# Data extract start
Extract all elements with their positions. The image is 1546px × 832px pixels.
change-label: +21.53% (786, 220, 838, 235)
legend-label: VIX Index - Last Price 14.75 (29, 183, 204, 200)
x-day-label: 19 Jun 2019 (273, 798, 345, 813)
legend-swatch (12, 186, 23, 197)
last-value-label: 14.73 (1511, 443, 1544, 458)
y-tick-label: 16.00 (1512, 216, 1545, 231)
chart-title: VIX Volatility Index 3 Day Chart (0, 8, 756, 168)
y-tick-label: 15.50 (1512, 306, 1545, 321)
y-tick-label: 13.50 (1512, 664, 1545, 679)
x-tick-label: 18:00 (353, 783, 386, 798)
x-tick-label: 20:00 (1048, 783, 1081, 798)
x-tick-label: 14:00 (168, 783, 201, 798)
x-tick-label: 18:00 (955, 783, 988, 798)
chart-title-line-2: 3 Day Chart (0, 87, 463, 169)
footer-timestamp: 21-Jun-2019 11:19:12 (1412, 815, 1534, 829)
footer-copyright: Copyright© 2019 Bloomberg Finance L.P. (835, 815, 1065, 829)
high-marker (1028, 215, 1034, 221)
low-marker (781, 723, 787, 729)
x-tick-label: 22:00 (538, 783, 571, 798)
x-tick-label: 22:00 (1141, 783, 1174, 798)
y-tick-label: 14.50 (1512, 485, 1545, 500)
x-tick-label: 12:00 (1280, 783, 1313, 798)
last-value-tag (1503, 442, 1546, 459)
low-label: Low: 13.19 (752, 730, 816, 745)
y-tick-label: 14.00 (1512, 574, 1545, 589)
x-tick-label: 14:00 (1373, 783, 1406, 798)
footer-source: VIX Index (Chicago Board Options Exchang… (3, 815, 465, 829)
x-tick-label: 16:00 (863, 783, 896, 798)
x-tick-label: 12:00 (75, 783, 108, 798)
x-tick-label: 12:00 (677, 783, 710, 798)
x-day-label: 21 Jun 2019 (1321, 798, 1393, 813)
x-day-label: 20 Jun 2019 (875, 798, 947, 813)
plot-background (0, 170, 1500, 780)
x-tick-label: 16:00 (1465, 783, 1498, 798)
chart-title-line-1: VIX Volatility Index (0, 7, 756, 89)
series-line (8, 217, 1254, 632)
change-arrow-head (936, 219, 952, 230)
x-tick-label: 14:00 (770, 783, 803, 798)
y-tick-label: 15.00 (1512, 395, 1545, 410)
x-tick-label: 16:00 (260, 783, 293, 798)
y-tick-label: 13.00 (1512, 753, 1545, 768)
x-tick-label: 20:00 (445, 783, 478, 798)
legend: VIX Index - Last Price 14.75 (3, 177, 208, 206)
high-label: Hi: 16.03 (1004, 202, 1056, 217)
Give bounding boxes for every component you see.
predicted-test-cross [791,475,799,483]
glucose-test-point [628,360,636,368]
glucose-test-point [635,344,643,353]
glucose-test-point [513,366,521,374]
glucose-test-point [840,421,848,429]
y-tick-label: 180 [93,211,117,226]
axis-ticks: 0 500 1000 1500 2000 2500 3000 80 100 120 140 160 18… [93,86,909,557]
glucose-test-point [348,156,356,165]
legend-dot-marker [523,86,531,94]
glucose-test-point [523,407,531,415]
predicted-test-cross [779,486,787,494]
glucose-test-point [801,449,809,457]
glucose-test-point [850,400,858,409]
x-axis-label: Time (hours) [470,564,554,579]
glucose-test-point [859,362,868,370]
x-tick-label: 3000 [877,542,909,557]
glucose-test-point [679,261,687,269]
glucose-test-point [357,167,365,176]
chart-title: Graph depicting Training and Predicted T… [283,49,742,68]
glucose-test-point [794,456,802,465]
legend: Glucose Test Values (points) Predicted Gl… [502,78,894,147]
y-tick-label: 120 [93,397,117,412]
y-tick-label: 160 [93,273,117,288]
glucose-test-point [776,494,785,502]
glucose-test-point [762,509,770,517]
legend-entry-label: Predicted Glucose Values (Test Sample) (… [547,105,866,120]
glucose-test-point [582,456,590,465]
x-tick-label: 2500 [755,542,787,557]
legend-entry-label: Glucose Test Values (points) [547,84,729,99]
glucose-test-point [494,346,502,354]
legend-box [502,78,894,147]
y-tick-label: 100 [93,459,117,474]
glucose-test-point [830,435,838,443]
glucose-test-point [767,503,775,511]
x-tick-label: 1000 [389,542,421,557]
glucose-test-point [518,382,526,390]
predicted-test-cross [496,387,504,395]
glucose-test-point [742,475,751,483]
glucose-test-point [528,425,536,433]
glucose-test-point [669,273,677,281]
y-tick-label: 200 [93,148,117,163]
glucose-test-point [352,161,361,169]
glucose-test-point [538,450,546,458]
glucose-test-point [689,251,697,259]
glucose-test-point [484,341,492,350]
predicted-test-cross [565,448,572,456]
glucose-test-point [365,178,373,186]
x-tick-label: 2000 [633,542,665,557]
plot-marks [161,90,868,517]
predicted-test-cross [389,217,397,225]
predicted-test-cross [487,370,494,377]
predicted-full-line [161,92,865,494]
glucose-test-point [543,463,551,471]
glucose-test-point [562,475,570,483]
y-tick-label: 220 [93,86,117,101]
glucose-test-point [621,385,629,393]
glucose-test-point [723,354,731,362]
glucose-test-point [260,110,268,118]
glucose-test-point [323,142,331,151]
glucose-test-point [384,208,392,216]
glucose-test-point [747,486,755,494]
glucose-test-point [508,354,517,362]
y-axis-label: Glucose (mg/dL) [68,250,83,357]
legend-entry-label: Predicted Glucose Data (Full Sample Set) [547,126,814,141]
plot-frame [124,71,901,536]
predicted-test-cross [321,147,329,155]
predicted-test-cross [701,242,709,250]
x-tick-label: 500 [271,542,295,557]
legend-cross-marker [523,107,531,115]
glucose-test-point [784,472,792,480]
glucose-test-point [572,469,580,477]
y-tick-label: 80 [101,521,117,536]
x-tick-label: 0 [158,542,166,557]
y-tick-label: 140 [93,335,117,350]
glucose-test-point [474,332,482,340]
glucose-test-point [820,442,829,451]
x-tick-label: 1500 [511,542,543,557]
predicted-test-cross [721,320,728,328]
# Data extract end
▶ **Required work**: Rewrite every row above, replacing "x-tick-label" with "x-axis-tick" wherever it appears and leaving everything else unchanged.

▶ **Answer for this exercise**:
Extract all elements with their positions. The image is 1546px × 832px pixels.
change-label: +21.53% (786, 220, 838, 235)
legend-label: VIX Index - Last Price 14.75 (29, 183, 204, 200)
x-day-label: 19 Jun 2019 (273, 798, 345, 813)
legend-swatch (12, 186, 23, 197)
last-value-label: 14.73 (1511, 443, 1544, 458)
y-tick-label: 16.00 (1512, 216, 1545, 231)
chart-title: VIX Volatility Index 3 Day Chart (0, 8, 756, 168)
y-tick-label: 15.50 (1512, 306, 1545, 321)
y-tick-label: 13.50 (1512, 664, 1545, 679)
x-axis-tick: 18:00 (353, 783, 386, 798)
x-axis-tick: 20:00 (1048, 783, 1081, 798)
x-axis-tick: 14:00 (168, 783, 201, 798)
x-axis-tick: 18:00 (955, 783, 988, 798)
chart-title-line-2: 3 Day Chart (0, 87, 463, 169)
footer-timestamp: 21-Jun-2019 11:19:12 (1412, 815, 1534, 829)
footer-copyright: Copyright© 2019 Bloomberg Finance L.P. (835, 815, 1065, 829)
high-marker (1028, 215, 1034, 221)
low-marker (781, 723, 787, 729)
x-axis-tick: 22:00 (538, 783, 571, 798)
x-axis-tick: 22:00 (1141, 783, 1174, 798)
y-tick-label: 14.50 (1512, 485, 1545, 500)
x-axis-tick: 12:00 (1280, 783, 1313, 798)
last-value-tag (1503, 442, 1546, 459)
low-label: Low: 13.19 (752, 730, 816, 745)
y-tick-label: 14.00 (1512, 574, 1545, 589)
x-axis-tick: 14:00 (1373, 783, 1406, 798)
footer-source: VIX Index (Chicago Board Options Exchang… (3, 815, 465, 829)
x-axis-tick: 16:00 (863, 783, 896, 798)
x-axis-tick: 12:00 (75, 783, 108, 798)
x-axis-tick: 12:00 (677, 783, 710, 798)
x-day-label: 21 Jun 2019 (1321, 798, 1393, 813)
x-day-label: 20 Jun 2019 (875, 798, 947, 813)
plot-background (0, 170, 1500, 780)
x-axis-tick: 16:00 (1465, 783, 1498, 798)
chart-title-line-1: VIX Volatility Index (0, 7, 756, 89)
series-line (8, 217, 1254, 632)
change-arrow-head (936, 219, 952, 230)
x-axis-tick: 14:00 (770, 783, 803, 798)
y-tick-label: 15.00 (1512, 395, 1545, 410)
x-axis-tick: 16:00 (260, 783, 293, 798)
y-tick-label: 13.00 (1512, 753, 1545, 768)
x-axis-tick: 20:00 (445, 783, 478, 798)
legend: VIX Index - Last Price 14.75 (3, 177, 208, 206)
high-label: Hi: 16.03 (1004, 202, 1056, 217)
Give bounding boxes for every component you see.
predicted-test-cross [791,475,799,483]
glucose-test-point [628,360,636,368]
glucose-test-point [635,344,643,353]
glucose-test-point [513,366,521,374]
glucose-test-point [840,421,848,429]
y-tick-label: 180 [93,211,117,226]
axis-ticks: 0 500 1000 1500 2000 2500 3000 80 100 120 140 160 18… [93,86,909,557]
glucose-test-point [348,156,356,165]
legend-dot-marker [523,86,531,94]
glucose-test-point [523,407,531,415]
predicted-test-cross [779,486,787,494]
glucose-test-point [801,449,809,457]
glucose-test-point [850,400,858,409]
x-axis-label: Time (hours) [470,564,554,579]
glucose-test-point [859,362,868,370]
x-axis-tick: 3000 [877,542,909,557]
glucose-test-point [679,261,687,269]
glucose-test-point [357,167,365,176]
chart-title: Graph depicting Training and Predicted T… [283,49,742,68]
glucose-test-point [794,456,802,465]
legend: Glucose Test Values (points) Predicted Gl… [502,78,894,147]
y-tick-label: 120 [93,397,117,412]
y-tick-label: 160 [93,273,117,288]
glucose-test-point [776,494,785,502]
glucose-test-point [762,509,770,517]
legend-entry-label: Predicted Glucose Values (Test Sample) (… [547,105,866,120]
glucose-test-point [582,456,590,465]
x-axis-tick: 2500 [755,542,787,557]
legend-entry-label: Glucose Test Values (points) [547,84,729,99]
glucose-test-point [494,346,502,354]
legend-box [502,78,894,147]
y-tick-label: 100 [93,459,117,474]
glucose-test-point [830,435,838,443]
glucose-test-point [767,503,775,511]
x-axis-tick: 1000 [389,542,421,557]
glucose-test-point [518,382,526,390]
predicted-test-cross [496,387,504,395]
glucose-test-point [742,475,751,483]
glucose-test-point [528,425,536,433]
glucose-test-point [669,273,677,281]
y-tick-label: 200 [93,148,117,163]
glucose-test-point [352,161,361,169]
glucose-test-point [538,450,546,458]
glucose-test-point [689,251,697,259]
glucose-test-point [484,341,492,350]
predicted-test-cross [565,448,572,456]
glucose-test-point [365,178,373,186]
x-axis-tick: 2000 [633,542,665,557]
plot-marks [161,90,868,517]
predicted-test-cross [389,217,397,225]
predicted-test-cross [487,370,494,377]
predicted-full-line [161,92,865,494]
glucose-test-point [543,463,551,471]
glucose-test-point [562,475,570,483]
y-tick-label: 220 [93,86,117,101]
glucose-test-point [621,385,629,393]
glucose-test-point [723,354,731,362]
glucose-test-point [260,110,268,118]
glucose-test-point [323,142,331,151]
glucose-test-point [384,208,392,216]
glucose-test-point [747,486,755,494]
glucose-test-point [508,354,517,362]
y-axis-label: Glucose (mg/dL) [68,250,83,357]
legend-entry-label: Predicted Glucose Data (Full Sample Set) [547,126,814,141]
plot-frame [124,71,901,536]
predicted-test-cross [321,147,329,155]
predicted-test-cross [701,242,709,250]
x-axis-tick: 500 [271,542,295,557]
legend-cross-marker [523,107,531,115]
glucose-test-point [784,472,792,480]
glucose-test-point [572,469,580,477]
y-tick-label: 80 [101,521,117,536]
x-axis-tick: 0 [158,542,166,557]
y-tick-label: 140 [93,335,117,350]
glucose-test-point [474,332,482,340]
glucose-test-point [820,442,829,451]
x-axis-tick: 1500 [511,542,543,557]
predicted-test-cross [721,320,728,328]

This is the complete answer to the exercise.